INSTRUCTIONS FOR THE TASK: Strip the pictures and reproduce the rest of the listing exactly.

____

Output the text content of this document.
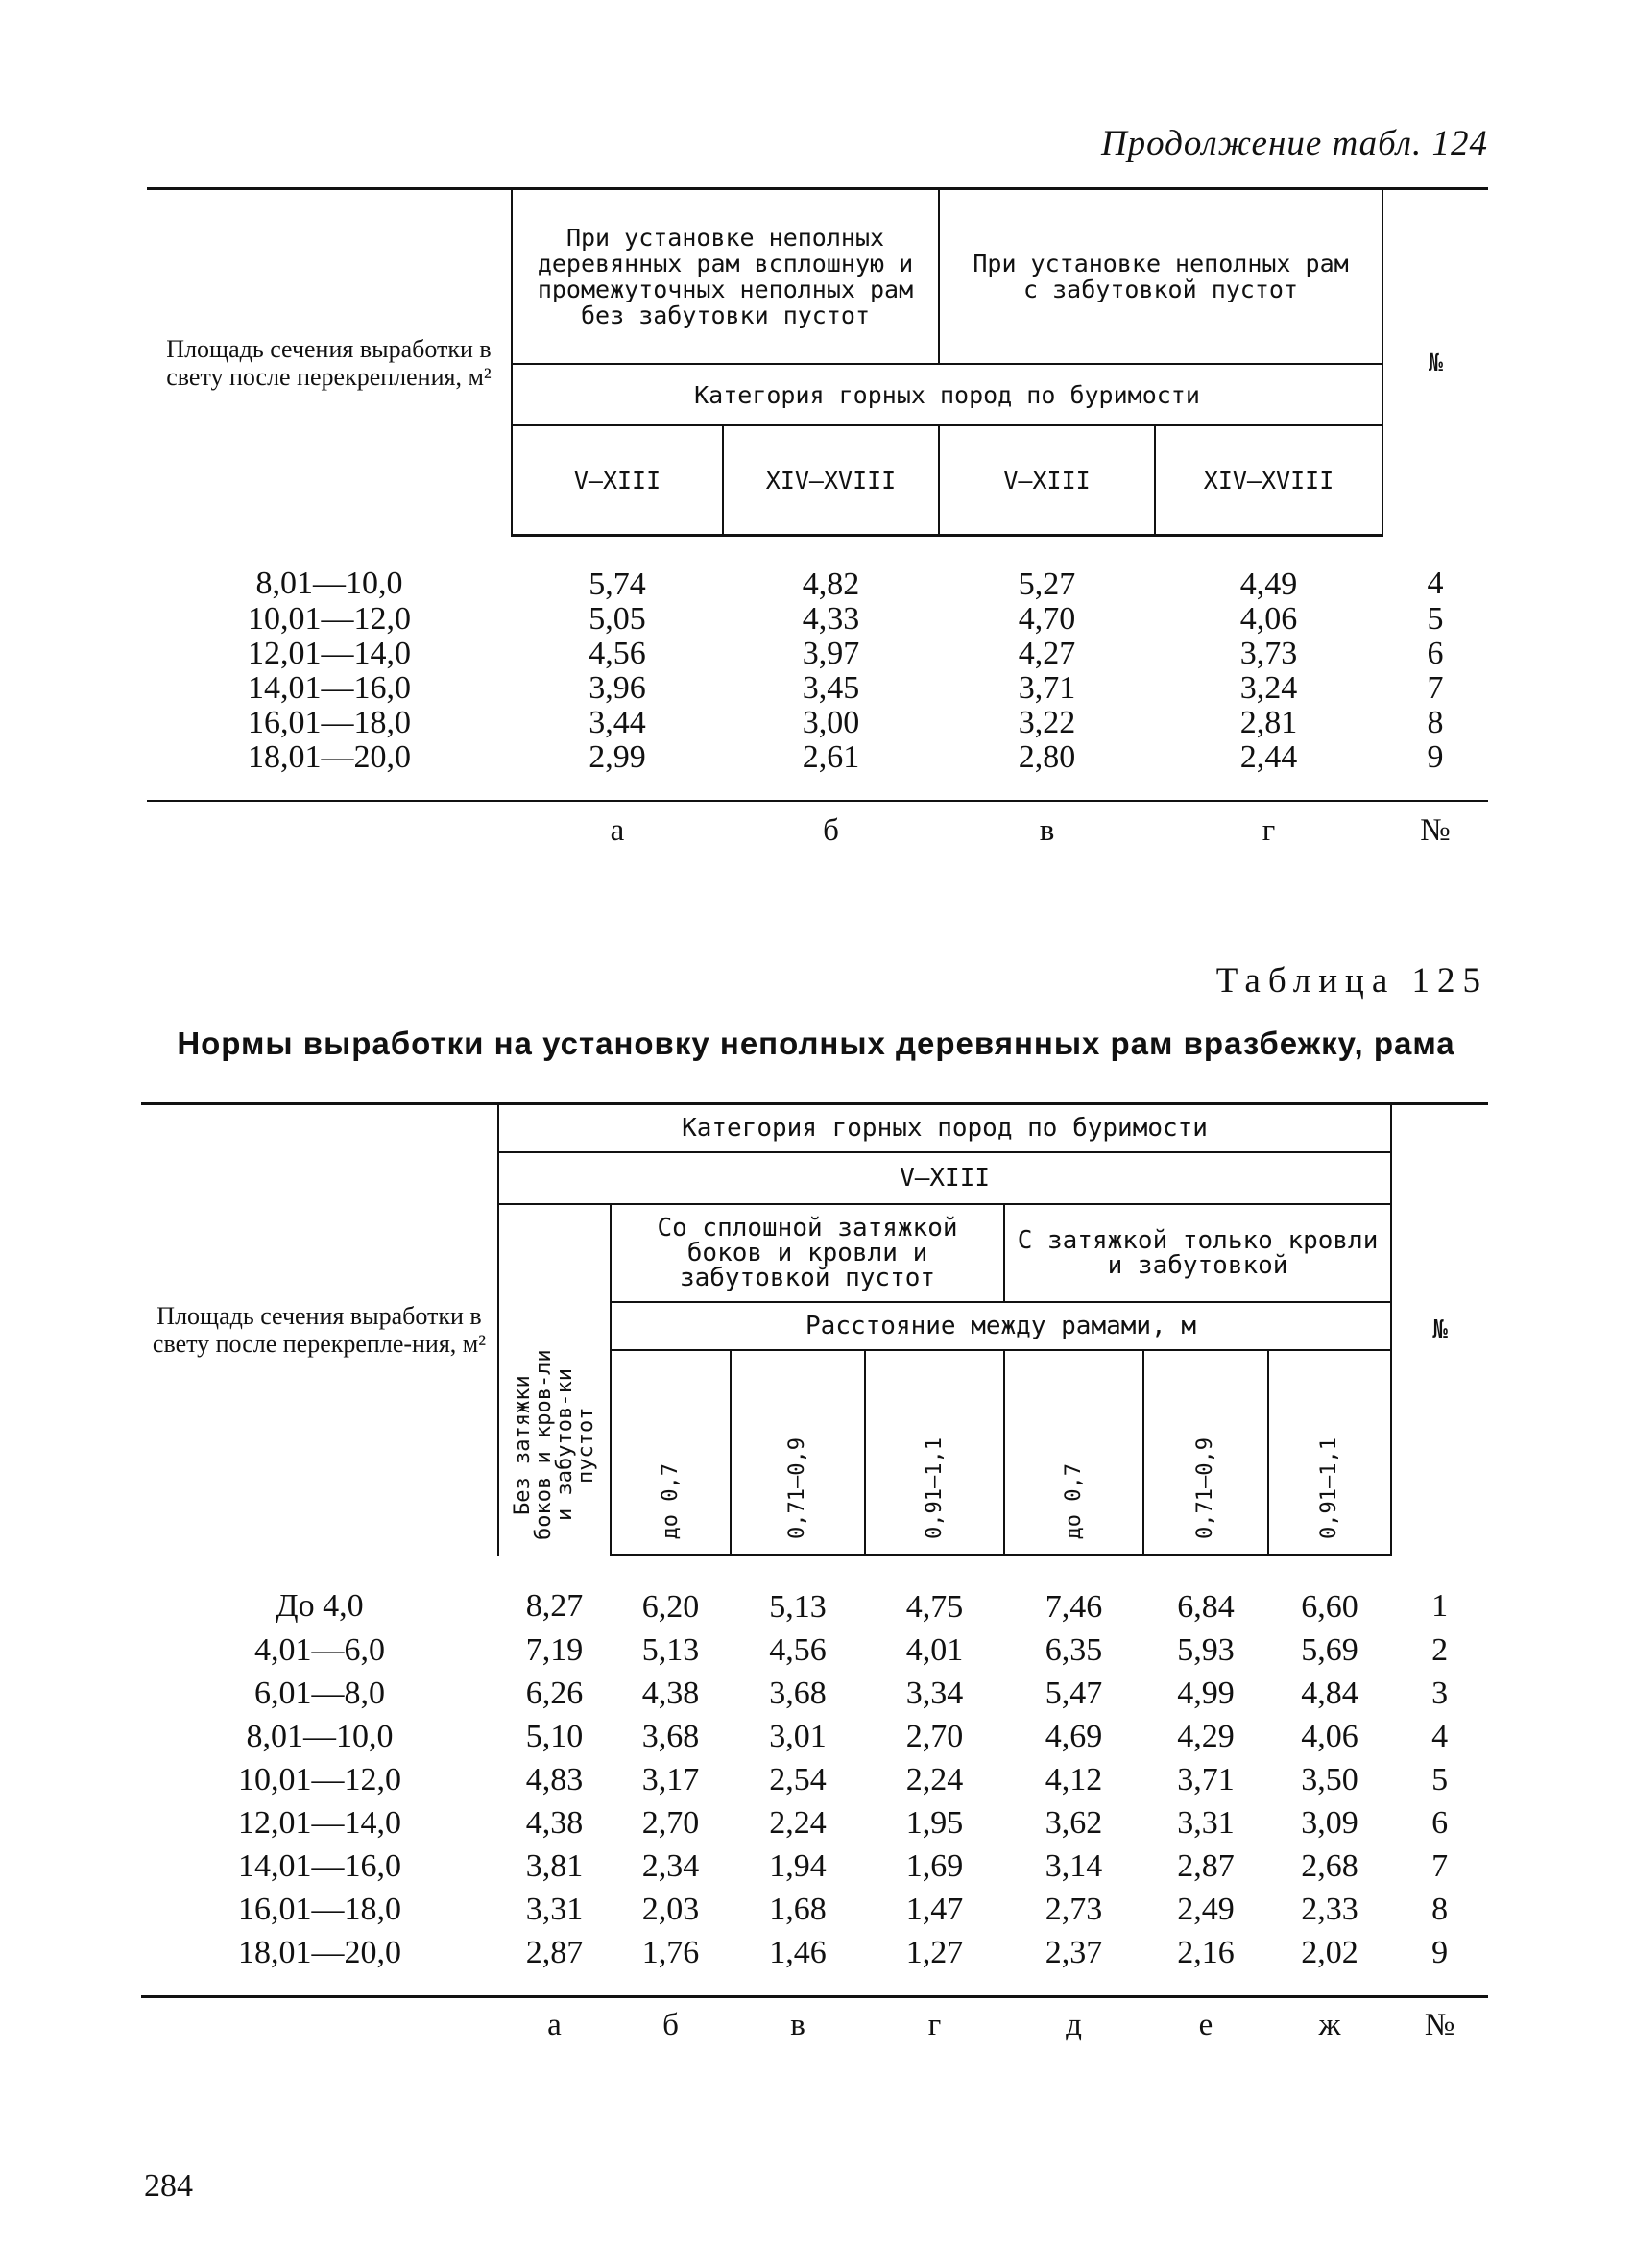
Продолжение табл. 124
Площадь сечения выработки в свету после перекрепления, м²	При установке неполных деревянных рам всплошную и промежуточных неполных рам без забутовки пустот		При установке неполных рам с забутовкой пустот		№
	Категория горных пород по буримости				
	V—XIII	XIV—XVIII	V—XIII	XIV—XVIII	
8,01—10,0	5,74	4,82	5,27	4,49	4
10,01—12,0	5,05	4,33	4,70	4,06	5
12,01—14,0	4,56	3,97	4,27	3,73	6
14,01—16,0	3,96	3,45	3,71	3,24	7
16,01—18,0	3,44	3,00	3,22	2,81	8
18,01—20,0	2,99	2,61	2,80	2,44	9
	а	б	в	г	№
Таблица 125
Нормы выработки на установку неполных деревянных рам вразбежку, рама
Площадь сечения выработки в свету после перекрепле-ния, м²	Категория горных пород по буримости							№
	V—XIII							
	Без затяжки боков и кров-ли и забутов-ки пустот	Со сплошной затяжкой боков и кровли и забутовкой пустот			С затяжкой только кровли и забутовкой			
		Расстояние между рамами, м						
		до 0,7	0,71—0,9	0,91—1,1	до 0,7	0,71—0,9	0,91—1,1	
До 4,0	8,27	6,20	5,13	4,75	7,46	6,84	6,60	1
4,01—6,0	7,19	5,13	4,56	4,01	6,35	5,93	5,69	2
6,01—8,0	6,26	4,38	3,68	3,34	5,47	4,99	4,84	3
8,01—10,0	5,10	3,68	3,01	2,70	4,69	4,29	4,06	4
10,01—12,0	4,83	3,17	2,54	2,24	4,12	3,71	3,50	5
12,01—14,0	4,38	2,70	2,24	1,95	3,62	3,31	3,09	6
14,01—16,0	3,81	2,34	1,94	1,69	3,14	2,87	2,68	7
16,01—18,0	3,31	2,03	1,68	1,47	2,73	2,49	2,33	8
18,01—20,0	2,87	1,76	1,46	1,27	2,37	2,16	2,02	9
	а	б	в	г	д	е	ж	№
284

____

SOLUTION BELOW:
Output the text content of this document.
Продолжение табл. 124
Площадь сечения выработки в свету после перекрепления, м²	При установке неполных деревянных рам всплошную и промежуточных неполных рам без забутовки пустот		При установке неполных рам с забутовкой пустот		№
	Категория горных пород по буримости				
	V—XIII	XIV—XVIII	V—XIII	XIV—XVIII	
8,01—10,0	5,74	4,82	5,27	4,49	4
10,01—12,0	5,05	4,33	4,70	4,06	5
12,01—14,0	4,56	3,97	4,27	3,73	6
14,01—16,0	3,96	3,45	3,71	3,24	7
16,01—18,0	3,44	3,00	3,22	2,81	8
18,01—20,0	2,99	2,61	2,80	2,44	9
	а	б	в	г	№
Таблица 125
Нормы выработки на установку неполных деревянных рам вразбежку, рама
Площадь сечения выработки в свету после перекрепле-ния, м²	Категория горных пород по буримости							№
	V—XIII							
	Без затяжки боков и кров-ли и забутов-ки пустот	Со сплошной затяжкой боков и кровли и забутовкой пустот			С затяжкой только кровли и забутовкой			
		Расстояние между рамами, м						
		до 0,7	0,71—0,9	0,91—1,1	до 0,7	0,71—0,9	0,91—1,1	
До 4,0	8,27	6,20	5,13	4,75	7,46	6,84	6,60	1
4,01—6,0	7,19	5,13	4,56	4,01	6,35	5,93	5,69	2
6,01—8,0	6,26	4,38	3,68	3,34	5,47	4,99	4,84	3
8,01—10,0	5,10	3,68	3,01	2,70	4,69	4,29	4,06	4
10,01—12,0	4,83	3,17	2,54	2,24	4,12	3,71	3,50	5
12,01—14,0	4,38	2,70	2,24	1,95	3,62	3,31	3,09	6
14,01—16,0	3,81	2,34	1,94	1,69	3,14	2,87	2,68	7
16,01—18,0	3,31	2,03	1,68	1,47	2,73	2,49	2,33	8
18,01—20,0	2,87	1,76	1,46	1,27	2,37	2,16	2,02	9
	а	б	в	г	д	е	ж	№
284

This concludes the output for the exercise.